[Stored data entries]
□ □ □
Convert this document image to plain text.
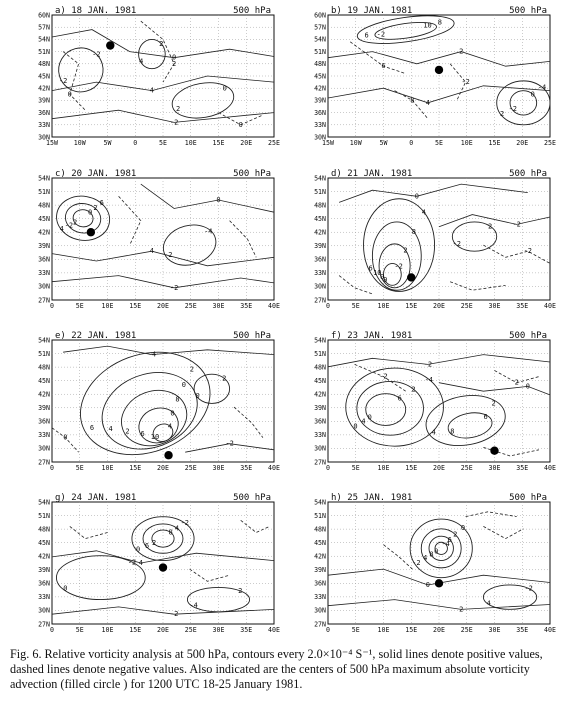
-2
-2
2
4
0
2
0
4
-2
0
2
0
15W 10W	5W	0	5E	10E 15E 20E 25E
30N
33N
36N
39N
42N
45N
48N
51N
54N
57N
60N a) 18 JAN. 1981	500 hPa
8
6
10
-2
-4
2
0
-2
2
4
6
8
-2
15W 10W	5W	0	5E	10E 15E 20E 25E
30N
33N
36N
39N
42N
45N
48N
51N
54N
57N
60N b) 19 JAN. 1981	500 hPa
6
4
2
-2
0
2
-4
-2
4
-2
0
0	5E	10E 15E 20E 25E 30E 35E 40E
27N
30N
33N
36N
39N
42N
45N
48N
51N
54N c) 20 JAN. 1981	500 hPa
4
6
8
10
2
0
-2
0
2
-2
0
-2
-2
0	5E	10E 15E 20E 25E 30E 35E 40E
27N
30N
33N
36N
39N
42N
45N
48N
51N
54N d) 21 JAN. 1981	500 hPa
2
6
0
4
8
2
0
6
4
10
2
0
-4
-2
0
0	5E	10E 15E 20E 25E 30E 35E 40E
27N
30N
33N
36N
39N
42N
45N
48N
51N
54N e) 22 JAN. 1981	500 hPa
-4
0
2
4
6
0
2
4
6
8
-2
0
-2
2
0	5E	10E 15E 20E 25E 30E 35E 40E
27N
30N
33N
36N
39N
42N
45N
48N
51N
54N f) 23 JAN. 1981	500 hPa
-2
0
4
6
8
2
-2
0	2
-4
4
-2
0	5E	10E 15E 20E 25E 30E 35E 40E
27N
30N
33N
36N
39N
42N
45N
48N
51N
54N g) 24 JAN. 1981	500 hPa
0
-2
2
4
6
8
-4
0
-2
4
0
2
0	5E	10E 15E 20E 25E 30E 35E 40E
27N
30N
33N
36N
39N
42N
45N
48N
51N
54N h) 25 JAN. 1981	500 hPa

Fig. 6. Relative vorticity analysis at 500 hPa, contours every 2.0×10⁻⁴ S⁻¹, solid lines denote positive values, dashed lines denote negative values. Also indicated are the centers of 500 hPa maximum absolute vorticity advection (filled circle ) for 1200 UTC 18-25 January 1981.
□ □ □
**DIRECTIVE:** Copy out all of the material exactly as written, without its pictures.

**FINISHED ANSWER:**
Convert this document image to plain text.
-2
-2
2
4
0
2
0
4
-2
0
2
0
15W 10W	5W	0	5E	10E 15E 20E 25E
30N
33N
36N
39N
42N
45N
48N
51N
54N
57N
60N a) 18 JAN. 1981	500 hPa
8
6
10
-2
-4
2
0
-2
2
4
6
8
-2
15W 10W	5W	0	5E	10E 15E 20E 25E
30N
33N
36N
39N
42N
45N
48N
51N
54N
57N
60N b) 19 JAN. 1981	500 hPa
6
4
2
-2
0
2
-4
-2
4
-2
0
0	5E	10E 15E 20E 25E 30E 35E 40E
27N
30N
33N
36N
39N
42N
45N
48N
51N
54N c) 20 JAN. 1981	500 hPa
4
6
8
10
2
0
-2
0
2
-2
0
-2
-2
0	5E	10E 15E 20E 25E 30E 35E 40E
27N
30N
33N
36N
39N
42N
45N
48N
51N
54N d) 21 JAN. 1981	500 hPa
2
6
0
4
8
2
0
6
4
10
2
0
-4
-2
0
0	5E	10E 15E 20E 25E 30E 35E 40E
27N
30N
33N
36N
39N
42N
45N
48N
51N
54N e) 22 JAN. 1981	500 hPa
-4
0
2
4
6
0
2
4
6
8
-2
0
-2
2
0	5E	10E 15E 20E 25E 30E 35E 40E
27N
30N
33N
36N
39N
42N
45N
48N
51N
54N f) 23 JAN. 1981	500 hPa
-2
0
4
6
8
2
-2
0	2
-4
4
-2
0	5E	10E 15E 20E 25E 30E 35E 40E
27N
30N
33N
36N
39N
42N
45N
48N
51N
54N g) 24 JAN. 1981	500 hPa
0
-2
2
4
6
8
-4
0
-2
4
0
2
0	5E	10E 15E 20E 25E 30E 35E 40E
27N
30N
33N
36N
39N
42N
45N
48N
51N
54N h) 25 JAN. 1981	500 hPa

Fig. 6. Relative vorticity analysis at 500 hPa, contours every 2.0×10⁻⁴ S⁻¹, solid lines denote positive values, dashed lines denote negative values. Also indicated are the centers of 500 hPa maximum absolute vorticity advection (filled circle ) for 1200 UTC 18-25 January 1981.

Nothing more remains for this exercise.